**WHAT THIS TASK INVOLVES**. Pictures aside, write out every record exactly as it appears.

[Collected data]
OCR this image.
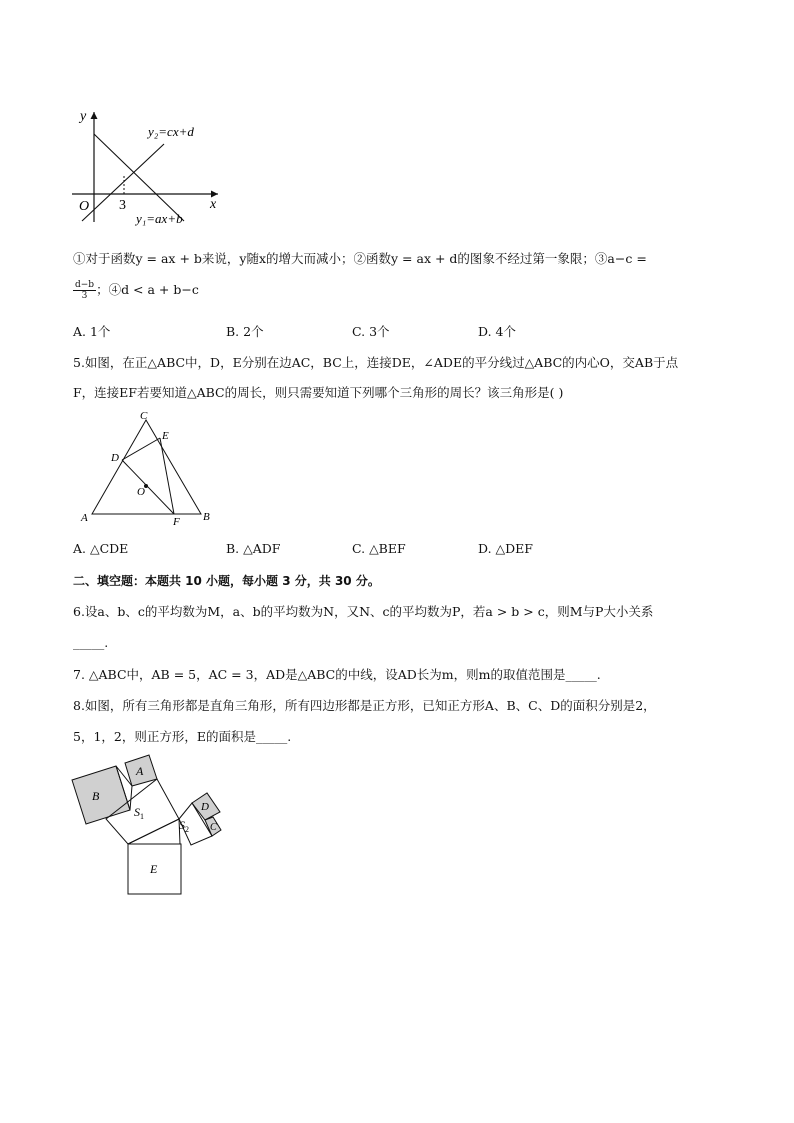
y
x
O 3
y₂=cx+d
y₁=ax+b
①对于函数y = ax + b来说，y随x的增大而减小；②函数y = ax + d的图象不经过第一象限；③a−c =
$\frac{d-b}{3}$ ；④d < a + b−c
A. 1个	B. 2个	C. 3个	D. 4个
5.如图，在正△ABC中，D，E分别在边AC，BC上，连接DE，∠ADE的平分线过△ABC的内心O，交AB于点
F，连接EF若要知道△ABC的周长，则只需要知道下列哪个三角形的周长？该三角形是( )
C
E
D
O
A	F B
A. △CDE	B. △ADF	C. △BEF	D. △DEF
二、填空题：本题共 10 小题，每小题 3 分，共 30 分。
6.设a、b、c的平均数为M，a、b的平均数为N，又N、c的平均数为P，若a > b > c，则M与P大小关系
_____.
7. △ABC中，AB = 5，AC = 3，AD是△ABC的中线，设AD长为m，则m的取值范围是_____.
8.如图，所有三角形都是直角三角形，所有四边形都是正方形，已知正方形A、B、C、D的面积分别是2，
5，1，2，则正方形，E的面积是_____.
B
A
$S_1$
$S_2$
D
C
E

**FINISHED TASK**.
OCR this image.
y
x
O 3
y₂=cx+d
y₁=ax+b
①对于函数y = ax + b来说，y随x的增大而减小；②函数y = ax + d的图象不经过第一象限；③a−c =
$\frac{d-b}{3}$ ；④d < a + b−c
A. 1个	B. 2个	C. 3个	D. 4个
5.如图，在正△ABC中，D，E分别在边AC，BC上，连接DE，∠ADE的平分线过△ABC的内心O，交AB于点
F，连接EF若要知道△ABC的周长，则只需要知道下列哪个三角形的周长？该三角形是( )
C
E
D
O
A	F B
A. △CDE	B. △ADF	C. △BEF	D. △DEF
二、填空题：本题共 10 小题，每小题 3 分，共 30 分。
6.设a、b、c的平均数为M，a、b的平均数为N，又N、c的平均数为P，若a > b > c，则M与P大小关系
_____.
7. △ABC中，AB = 5，AC = 3，AD是△ABC的中线，设AD长为m，则m的取值范围是_____.
8.如图，所有三角形都是直角三角形，所有四边形都是正方形，已知正方形A、B、C、D的面积分别是2，
5，1，2，则正方形，E的面积是_____.
B
A
$S_1$
$S_2$
D
C
E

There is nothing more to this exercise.